▶ _Stated exercise_: List every ocean name that appears in the passage below on Alpine and Pyrenean geology.

The "Valais trough", as recognised in the western Alps in the present days, is actually the remnant of trapped Piemont sea-floor and of the toe of the Helvetic margin (fig. 6 to 9). The "Valais ocean" (as defined in Stampfli, 1993) was located south of France and we refer to it here as the "Pyrenean ocean" to avoid the confusion between Valais ocean and Valais trough. No direct traces of this ocean have been found so far because its suture was located exactly where the Algero-Provençal ocean re-opened in Oligo-Miocene times (Roca, 2001). The southern margin of the Pyrenean ocean was the Briançonnais peninsula (fig. 11), its northern margin was the Corbières-Provençal domain from the Pyrenees to the Maures-Estérel massifs. The Pyrenean margin of the Briançonnais outcrops in the Galibier region of the French Alps (Toury, 1985), well known for its Late Jurassic Brèche du Télégraphe (Kilian, 1891). Recent investigation there (Luzieux and Ferrari, 2002), showed us the development of a pull-apart type basins rapidly deepening under the CCD in Late Jurassic times and located to the north of the classic Briançonnais domain. This area developed facies different from the Swiss sub-Briançonnais during the Cretaceous, and is regarded as the most external sub-Briançonnais elements known so far. Its conjugate northern Provençal margin area is characterised by important erosion during the Oxfordian and the development of Albian basins deepening southward towards the "ocean", followed by inversion related basins accumulating thousands of meters of upper Cretaceous clastic deposits in a northward migrating fore-deep type basin (Debrand-Passard and Courbouleix, 1984). This shows a southward closure of the Pyrenean ocean on a Provençal transect, whereas a northward subduction took place on a Pyrenean transect (Vergés and Garcia-Senz, 2001), also recorded in Sardinia (Barca and Costamagna, 1997; Barca and Costamagna, 2000), but again a southward subduction took place westward in the Biscay ocean.
Figure 11. Early Cretaceous cross-sections of the European margin and position of the Pyrenean ocean
This Pyrenean orogen can be followed from the present Pyrenees eastward up to southern France (Provence), and continues in the Alps in the form of a large scale uplift of the Helvetic margin and local inversion of the Jurassic tilted blocks, well expressed by the deposits of the Niesen flysch (mainly Maastrichtian) and Meilleret flysch (Middle Eocene), sedimented on a structured Mesozoic basement. These flyschs clearly predate the Alpine collisional event in the Helvetic domain, characterised by the deposition of collisional flysch not before the earliest Oligocene.

▶ _Excerpted data_:
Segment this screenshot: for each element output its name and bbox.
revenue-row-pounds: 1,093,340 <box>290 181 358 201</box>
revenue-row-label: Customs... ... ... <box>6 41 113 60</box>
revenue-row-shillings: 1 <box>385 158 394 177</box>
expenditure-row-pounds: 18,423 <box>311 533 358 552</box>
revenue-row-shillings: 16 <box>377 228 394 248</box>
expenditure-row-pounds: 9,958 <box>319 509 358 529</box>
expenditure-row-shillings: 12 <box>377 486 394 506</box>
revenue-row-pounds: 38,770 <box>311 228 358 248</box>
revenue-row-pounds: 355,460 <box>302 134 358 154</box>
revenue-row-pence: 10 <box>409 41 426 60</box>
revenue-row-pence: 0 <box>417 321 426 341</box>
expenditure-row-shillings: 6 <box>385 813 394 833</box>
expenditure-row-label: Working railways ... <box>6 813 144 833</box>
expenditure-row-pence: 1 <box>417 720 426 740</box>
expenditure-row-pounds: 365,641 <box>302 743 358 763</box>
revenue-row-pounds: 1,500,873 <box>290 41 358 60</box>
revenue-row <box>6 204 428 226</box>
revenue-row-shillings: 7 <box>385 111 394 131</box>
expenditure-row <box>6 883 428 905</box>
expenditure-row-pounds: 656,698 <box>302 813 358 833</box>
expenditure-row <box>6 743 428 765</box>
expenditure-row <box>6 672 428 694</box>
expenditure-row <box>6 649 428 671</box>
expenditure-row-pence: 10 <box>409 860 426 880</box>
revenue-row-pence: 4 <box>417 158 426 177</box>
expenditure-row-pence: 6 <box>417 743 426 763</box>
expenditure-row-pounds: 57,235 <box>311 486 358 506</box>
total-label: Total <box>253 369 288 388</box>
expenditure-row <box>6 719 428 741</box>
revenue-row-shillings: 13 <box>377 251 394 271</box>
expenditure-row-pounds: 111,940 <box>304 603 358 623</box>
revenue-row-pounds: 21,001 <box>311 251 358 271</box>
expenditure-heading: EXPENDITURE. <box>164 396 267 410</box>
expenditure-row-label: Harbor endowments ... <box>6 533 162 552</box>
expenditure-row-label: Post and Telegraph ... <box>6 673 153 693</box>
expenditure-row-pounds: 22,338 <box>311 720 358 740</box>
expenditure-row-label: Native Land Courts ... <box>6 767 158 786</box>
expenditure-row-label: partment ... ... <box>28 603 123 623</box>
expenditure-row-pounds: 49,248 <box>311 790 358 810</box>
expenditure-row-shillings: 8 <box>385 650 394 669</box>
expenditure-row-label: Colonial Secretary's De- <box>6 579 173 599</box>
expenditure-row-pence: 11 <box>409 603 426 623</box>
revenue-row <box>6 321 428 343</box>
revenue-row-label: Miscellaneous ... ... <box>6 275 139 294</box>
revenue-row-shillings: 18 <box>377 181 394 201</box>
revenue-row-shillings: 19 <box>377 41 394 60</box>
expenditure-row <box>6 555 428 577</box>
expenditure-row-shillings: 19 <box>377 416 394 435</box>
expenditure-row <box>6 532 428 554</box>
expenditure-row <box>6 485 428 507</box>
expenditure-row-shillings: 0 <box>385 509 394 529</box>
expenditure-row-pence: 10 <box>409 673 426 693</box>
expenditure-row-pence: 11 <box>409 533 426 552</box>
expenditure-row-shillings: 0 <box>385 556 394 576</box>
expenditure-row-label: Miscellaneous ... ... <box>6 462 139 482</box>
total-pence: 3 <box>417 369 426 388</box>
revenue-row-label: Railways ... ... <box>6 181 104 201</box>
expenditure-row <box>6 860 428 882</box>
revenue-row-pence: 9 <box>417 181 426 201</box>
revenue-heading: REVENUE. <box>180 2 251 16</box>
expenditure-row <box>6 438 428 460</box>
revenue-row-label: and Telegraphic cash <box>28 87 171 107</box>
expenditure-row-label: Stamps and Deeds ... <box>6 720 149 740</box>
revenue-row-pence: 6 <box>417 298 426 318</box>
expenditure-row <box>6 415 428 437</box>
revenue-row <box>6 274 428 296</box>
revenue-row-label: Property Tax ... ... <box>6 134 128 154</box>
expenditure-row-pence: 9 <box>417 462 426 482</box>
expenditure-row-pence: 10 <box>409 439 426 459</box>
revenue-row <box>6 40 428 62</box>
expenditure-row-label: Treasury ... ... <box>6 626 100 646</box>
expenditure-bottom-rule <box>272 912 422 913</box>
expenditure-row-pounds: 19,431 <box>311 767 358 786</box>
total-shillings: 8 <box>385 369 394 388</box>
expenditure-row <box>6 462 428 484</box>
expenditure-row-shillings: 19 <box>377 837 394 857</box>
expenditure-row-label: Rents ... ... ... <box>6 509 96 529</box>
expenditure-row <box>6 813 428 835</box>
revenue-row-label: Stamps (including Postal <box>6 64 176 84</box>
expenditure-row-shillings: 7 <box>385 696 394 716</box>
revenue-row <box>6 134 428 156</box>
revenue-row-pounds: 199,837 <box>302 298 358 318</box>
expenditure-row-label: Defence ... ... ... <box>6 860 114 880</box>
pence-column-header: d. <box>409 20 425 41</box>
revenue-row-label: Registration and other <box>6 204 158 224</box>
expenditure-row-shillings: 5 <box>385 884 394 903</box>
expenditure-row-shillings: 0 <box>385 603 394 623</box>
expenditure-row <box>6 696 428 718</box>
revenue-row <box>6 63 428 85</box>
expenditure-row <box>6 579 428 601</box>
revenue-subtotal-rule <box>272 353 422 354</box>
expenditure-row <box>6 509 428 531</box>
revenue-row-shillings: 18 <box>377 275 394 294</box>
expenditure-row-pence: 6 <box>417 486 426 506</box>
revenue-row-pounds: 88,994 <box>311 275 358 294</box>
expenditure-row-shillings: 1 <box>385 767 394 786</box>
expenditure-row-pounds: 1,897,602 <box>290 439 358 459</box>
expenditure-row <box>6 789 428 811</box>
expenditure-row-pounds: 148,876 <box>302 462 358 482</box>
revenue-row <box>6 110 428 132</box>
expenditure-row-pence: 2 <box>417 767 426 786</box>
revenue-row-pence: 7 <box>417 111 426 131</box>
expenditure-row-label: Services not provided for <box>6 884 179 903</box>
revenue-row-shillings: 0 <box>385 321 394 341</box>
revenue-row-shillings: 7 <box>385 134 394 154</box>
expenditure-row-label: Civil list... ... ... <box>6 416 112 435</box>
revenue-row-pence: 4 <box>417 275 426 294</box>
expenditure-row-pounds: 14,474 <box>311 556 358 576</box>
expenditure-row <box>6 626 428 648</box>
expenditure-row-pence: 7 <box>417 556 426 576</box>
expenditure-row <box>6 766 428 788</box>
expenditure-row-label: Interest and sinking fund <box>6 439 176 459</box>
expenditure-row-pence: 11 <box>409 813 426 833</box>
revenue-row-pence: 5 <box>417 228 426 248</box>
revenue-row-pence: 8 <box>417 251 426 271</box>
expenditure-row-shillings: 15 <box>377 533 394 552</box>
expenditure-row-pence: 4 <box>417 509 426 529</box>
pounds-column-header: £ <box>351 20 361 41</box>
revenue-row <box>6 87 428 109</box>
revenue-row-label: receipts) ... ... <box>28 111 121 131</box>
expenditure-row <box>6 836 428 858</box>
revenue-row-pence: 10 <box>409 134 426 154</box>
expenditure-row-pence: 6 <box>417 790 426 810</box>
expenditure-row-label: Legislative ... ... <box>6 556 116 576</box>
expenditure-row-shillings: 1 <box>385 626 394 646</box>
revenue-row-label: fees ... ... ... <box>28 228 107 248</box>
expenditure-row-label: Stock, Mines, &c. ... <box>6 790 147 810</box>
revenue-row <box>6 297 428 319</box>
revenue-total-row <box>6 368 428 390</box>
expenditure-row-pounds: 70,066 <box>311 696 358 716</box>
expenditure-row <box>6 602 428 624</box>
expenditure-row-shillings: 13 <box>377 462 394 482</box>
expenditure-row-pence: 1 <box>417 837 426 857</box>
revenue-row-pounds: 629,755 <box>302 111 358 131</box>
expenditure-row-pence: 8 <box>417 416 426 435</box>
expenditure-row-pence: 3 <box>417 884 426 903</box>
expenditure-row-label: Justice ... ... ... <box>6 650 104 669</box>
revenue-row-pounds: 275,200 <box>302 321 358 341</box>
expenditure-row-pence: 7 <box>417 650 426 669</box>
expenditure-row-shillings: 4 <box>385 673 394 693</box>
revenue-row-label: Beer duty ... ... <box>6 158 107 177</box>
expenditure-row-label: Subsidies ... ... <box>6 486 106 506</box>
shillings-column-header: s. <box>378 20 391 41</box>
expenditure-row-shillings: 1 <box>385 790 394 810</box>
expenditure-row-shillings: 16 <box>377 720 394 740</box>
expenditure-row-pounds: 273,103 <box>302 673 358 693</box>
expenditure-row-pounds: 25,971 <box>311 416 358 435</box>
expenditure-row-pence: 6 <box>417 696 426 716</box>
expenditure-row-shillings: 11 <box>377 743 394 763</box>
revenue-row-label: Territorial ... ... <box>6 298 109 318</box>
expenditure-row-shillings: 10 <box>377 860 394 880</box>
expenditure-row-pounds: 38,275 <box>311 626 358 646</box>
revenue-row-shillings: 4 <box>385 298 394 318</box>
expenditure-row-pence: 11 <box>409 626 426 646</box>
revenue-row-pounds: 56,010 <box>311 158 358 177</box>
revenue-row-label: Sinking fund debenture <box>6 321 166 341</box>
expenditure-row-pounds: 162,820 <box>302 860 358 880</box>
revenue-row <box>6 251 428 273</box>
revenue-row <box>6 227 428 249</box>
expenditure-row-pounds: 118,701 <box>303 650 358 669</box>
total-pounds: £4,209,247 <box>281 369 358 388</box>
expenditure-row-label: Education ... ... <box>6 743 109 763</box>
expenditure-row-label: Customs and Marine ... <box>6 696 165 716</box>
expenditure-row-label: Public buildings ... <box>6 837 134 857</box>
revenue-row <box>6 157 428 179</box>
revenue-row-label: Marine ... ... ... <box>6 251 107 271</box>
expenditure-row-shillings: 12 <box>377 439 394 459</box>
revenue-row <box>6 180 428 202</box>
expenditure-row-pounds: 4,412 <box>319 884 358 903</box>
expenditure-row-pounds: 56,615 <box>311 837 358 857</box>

▶ _Written solution_:
- Valais ocean
- Pyrenean ocean
- Algero-Provençal ocean
- Biscay ocean